**Requirements:**
Do any lines in the data below contain "ortalama"? If so, copy every one of them.

**Record extracts:**

----

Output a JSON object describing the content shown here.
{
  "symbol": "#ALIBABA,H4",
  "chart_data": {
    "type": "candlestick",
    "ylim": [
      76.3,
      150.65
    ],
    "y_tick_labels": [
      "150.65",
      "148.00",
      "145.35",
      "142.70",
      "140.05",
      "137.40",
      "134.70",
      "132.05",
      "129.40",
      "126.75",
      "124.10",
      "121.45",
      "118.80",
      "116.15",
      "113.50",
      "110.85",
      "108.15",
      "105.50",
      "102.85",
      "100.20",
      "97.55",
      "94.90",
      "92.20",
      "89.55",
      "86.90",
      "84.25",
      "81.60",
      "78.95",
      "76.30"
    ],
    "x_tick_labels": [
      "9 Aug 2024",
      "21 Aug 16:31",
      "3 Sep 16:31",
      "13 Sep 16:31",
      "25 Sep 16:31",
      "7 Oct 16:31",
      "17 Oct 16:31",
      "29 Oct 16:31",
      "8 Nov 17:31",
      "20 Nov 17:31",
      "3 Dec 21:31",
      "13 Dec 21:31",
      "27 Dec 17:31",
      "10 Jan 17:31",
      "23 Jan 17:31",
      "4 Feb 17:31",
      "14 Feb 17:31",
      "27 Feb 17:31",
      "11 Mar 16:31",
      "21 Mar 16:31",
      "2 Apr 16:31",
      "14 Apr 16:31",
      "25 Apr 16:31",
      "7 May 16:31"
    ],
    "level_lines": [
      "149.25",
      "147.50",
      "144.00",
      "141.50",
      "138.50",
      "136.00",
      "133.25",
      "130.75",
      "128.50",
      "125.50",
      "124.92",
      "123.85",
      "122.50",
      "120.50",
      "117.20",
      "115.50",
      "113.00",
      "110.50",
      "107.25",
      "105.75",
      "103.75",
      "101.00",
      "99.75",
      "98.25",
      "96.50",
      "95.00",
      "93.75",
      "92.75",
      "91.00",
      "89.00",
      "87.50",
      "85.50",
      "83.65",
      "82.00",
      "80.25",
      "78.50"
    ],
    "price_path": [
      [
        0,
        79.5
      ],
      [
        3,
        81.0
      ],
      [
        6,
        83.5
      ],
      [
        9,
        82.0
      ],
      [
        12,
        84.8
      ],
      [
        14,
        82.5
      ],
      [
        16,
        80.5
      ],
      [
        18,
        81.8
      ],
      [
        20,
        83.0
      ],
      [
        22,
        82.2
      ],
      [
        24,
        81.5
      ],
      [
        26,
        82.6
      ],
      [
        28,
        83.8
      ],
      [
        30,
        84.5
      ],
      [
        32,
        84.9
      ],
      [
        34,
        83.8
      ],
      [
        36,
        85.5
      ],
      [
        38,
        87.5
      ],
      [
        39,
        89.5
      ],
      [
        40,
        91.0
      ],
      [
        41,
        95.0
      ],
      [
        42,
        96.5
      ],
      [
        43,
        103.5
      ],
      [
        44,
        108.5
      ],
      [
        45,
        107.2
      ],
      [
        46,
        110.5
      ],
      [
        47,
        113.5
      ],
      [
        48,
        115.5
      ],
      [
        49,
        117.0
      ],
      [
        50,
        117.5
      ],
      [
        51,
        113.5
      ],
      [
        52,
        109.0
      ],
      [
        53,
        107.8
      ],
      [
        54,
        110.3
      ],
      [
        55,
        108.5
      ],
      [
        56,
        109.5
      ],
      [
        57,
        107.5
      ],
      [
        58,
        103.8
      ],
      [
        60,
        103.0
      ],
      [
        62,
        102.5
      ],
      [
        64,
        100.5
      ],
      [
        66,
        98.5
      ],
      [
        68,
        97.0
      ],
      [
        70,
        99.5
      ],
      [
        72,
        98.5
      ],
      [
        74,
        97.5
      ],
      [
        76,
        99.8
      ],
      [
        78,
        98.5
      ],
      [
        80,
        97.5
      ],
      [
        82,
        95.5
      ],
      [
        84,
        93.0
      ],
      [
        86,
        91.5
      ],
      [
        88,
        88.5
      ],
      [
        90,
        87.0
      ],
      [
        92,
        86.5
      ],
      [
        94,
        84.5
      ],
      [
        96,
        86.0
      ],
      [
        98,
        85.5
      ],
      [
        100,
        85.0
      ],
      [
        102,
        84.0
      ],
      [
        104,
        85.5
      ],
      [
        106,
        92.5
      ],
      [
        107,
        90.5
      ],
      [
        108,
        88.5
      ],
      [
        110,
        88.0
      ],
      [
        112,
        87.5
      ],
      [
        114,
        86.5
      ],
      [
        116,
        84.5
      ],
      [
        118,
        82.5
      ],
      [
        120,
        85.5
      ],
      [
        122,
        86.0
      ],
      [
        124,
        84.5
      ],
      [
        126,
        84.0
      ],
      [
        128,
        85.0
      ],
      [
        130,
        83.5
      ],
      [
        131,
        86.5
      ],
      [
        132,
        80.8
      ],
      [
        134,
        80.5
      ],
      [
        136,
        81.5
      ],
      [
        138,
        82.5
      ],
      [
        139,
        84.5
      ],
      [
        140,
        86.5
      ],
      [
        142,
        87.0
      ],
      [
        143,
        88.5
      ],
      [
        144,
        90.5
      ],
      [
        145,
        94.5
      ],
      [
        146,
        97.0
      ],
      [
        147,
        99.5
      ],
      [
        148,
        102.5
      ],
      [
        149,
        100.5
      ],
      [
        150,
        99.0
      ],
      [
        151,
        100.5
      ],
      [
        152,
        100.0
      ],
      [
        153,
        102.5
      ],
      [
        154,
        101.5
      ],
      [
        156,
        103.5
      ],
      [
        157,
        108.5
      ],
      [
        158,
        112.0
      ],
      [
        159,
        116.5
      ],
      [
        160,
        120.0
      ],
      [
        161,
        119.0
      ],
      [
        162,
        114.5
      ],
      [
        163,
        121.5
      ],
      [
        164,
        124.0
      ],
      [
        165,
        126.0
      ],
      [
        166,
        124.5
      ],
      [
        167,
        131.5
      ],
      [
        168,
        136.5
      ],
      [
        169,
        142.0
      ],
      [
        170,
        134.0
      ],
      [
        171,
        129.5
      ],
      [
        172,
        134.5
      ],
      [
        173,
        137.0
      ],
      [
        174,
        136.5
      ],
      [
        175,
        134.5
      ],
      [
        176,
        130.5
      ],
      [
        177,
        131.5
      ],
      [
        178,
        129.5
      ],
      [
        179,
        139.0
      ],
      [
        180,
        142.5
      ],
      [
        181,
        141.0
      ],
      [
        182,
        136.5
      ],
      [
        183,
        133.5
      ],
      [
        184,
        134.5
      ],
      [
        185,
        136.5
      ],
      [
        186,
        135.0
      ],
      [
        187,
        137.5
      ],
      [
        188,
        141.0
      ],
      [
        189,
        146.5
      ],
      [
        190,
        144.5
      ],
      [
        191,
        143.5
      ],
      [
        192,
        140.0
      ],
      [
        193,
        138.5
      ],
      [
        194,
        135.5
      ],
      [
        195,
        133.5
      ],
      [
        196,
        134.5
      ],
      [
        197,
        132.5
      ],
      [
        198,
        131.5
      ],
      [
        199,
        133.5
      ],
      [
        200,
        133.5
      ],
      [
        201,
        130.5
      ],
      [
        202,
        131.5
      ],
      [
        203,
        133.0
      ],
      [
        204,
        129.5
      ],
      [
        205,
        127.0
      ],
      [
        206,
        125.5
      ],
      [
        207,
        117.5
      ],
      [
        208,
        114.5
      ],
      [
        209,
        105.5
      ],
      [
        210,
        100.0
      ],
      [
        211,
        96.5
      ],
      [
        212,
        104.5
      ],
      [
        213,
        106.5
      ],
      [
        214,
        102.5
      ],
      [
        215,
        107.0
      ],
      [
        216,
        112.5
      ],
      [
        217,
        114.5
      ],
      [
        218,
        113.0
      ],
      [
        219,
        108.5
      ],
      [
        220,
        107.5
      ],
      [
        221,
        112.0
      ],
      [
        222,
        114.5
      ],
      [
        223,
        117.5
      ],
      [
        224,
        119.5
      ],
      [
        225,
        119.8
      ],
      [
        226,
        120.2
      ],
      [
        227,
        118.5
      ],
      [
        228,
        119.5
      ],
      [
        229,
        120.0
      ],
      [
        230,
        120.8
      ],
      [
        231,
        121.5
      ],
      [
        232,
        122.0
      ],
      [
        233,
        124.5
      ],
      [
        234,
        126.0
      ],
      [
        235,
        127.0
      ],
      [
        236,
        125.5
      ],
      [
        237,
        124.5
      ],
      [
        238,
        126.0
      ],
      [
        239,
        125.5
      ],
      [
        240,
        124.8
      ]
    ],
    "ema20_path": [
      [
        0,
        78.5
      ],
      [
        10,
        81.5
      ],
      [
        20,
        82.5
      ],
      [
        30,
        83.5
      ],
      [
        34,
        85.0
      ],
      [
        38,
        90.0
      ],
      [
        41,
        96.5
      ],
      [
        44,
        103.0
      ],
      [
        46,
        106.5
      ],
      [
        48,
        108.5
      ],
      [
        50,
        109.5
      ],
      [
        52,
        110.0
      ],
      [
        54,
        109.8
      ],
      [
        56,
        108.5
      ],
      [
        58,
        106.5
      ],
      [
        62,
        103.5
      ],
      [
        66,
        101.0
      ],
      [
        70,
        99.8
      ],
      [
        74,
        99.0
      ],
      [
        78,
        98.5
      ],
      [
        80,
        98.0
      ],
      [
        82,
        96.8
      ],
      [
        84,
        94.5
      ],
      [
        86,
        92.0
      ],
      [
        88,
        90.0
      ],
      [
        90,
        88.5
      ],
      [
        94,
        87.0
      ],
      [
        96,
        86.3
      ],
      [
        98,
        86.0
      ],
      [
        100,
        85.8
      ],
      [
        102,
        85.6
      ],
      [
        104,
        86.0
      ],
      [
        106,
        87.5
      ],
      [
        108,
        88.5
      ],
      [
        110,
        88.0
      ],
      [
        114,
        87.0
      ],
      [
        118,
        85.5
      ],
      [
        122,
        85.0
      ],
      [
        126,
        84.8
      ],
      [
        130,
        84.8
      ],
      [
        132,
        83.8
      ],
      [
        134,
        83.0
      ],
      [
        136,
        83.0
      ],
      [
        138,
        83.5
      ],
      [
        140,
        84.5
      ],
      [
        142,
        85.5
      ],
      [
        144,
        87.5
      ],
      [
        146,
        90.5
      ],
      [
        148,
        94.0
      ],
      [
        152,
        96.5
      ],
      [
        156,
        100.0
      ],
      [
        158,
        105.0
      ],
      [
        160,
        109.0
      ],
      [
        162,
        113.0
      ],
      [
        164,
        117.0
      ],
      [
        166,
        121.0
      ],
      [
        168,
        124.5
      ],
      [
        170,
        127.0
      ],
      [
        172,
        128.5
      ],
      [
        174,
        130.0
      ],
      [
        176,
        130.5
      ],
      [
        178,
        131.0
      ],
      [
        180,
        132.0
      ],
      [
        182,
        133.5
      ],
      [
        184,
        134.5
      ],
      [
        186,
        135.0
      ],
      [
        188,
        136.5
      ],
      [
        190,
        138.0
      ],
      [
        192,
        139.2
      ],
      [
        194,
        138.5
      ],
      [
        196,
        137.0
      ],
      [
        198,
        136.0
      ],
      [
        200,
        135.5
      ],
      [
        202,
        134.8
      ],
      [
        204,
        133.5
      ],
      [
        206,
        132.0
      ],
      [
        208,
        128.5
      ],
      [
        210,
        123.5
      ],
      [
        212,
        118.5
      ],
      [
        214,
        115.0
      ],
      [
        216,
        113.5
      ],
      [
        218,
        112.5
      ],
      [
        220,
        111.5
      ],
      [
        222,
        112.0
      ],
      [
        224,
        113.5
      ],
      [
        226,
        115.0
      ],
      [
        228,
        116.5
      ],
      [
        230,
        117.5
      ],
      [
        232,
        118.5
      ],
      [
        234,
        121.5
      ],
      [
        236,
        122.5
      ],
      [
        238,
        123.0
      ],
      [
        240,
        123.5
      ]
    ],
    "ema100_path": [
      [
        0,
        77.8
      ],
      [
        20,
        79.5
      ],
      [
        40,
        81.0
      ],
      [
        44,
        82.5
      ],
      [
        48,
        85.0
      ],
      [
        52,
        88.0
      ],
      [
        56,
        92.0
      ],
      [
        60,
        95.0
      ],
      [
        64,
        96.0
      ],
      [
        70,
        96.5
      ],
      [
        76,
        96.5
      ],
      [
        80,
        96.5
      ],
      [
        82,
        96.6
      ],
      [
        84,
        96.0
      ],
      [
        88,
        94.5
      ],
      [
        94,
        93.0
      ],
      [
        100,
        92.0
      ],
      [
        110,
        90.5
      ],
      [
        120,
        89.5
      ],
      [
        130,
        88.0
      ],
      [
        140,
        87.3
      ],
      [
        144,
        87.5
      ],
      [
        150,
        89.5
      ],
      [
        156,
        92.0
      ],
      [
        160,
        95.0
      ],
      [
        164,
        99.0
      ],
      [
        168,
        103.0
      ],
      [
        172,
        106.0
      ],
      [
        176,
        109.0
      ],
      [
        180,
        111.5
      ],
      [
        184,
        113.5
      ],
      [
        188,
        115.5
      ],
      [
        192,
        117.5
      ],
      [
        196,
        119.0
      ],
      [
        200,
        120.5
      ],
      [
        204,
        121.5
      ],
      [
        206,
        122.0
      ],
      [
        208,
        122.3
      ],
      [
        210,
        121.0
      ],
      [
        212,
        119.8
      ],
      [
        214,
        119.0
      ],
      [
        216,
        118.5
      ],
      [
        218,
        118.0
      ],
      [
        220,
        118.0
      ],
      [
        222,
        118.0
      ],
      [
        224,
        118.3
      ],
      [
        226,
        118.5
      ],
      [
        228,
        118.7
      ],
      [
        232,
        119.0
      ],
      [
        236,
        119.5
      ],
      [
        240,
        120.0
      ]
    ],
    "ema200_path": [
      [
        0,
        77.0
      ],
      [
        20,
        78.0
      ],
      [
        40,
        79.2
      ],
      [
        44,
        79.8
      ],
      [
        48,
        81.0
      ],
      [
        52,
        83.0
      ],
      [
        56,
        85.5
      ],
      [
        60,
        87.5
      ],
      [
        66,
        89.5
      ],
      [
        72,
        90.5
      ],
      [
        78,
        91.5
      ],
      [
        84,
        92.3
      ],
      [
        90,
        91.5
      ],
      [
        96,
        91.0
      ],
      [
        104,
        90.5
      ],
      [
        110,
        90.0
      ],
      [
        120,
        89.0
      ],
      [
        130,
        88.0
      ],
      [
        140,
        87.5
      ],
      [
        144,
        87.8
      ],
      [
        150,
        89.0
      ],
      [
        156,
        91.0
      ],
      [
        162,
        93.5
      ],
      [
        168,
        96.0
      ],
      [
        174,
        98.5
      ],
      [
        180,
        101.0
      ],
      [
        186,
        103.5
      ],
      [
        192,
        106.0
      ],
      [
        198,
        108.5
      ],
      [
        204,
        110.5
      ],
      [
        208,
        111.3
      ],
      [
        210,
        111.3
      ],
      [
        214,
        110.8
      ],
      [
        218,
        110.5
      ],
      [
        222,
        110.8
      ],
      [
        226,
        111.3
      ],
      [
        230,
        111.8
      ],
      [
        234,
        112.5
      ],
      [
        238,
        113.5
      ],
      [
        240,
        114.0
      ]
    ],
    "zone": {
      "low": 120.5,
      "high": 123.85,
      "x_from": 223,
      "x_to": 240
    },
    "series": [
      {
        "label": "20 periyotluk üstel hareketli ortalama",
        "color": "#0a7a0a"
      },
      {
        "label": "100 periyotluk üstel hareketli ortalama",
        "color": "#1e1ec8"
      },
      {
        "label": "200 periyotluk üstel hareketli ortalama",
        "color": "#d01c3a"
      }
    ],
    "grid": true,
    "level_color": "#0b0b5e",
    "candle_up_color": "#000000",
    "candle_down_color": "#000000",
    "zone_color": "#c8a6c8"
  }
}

----

**Task result:**
        "label": "20 periyotluk üstel hareketli ortalama",
        "label": "100 periyotluk üstel hareketli ortalama",
        "label": "200 periyotluk üstel hareketli ortalama",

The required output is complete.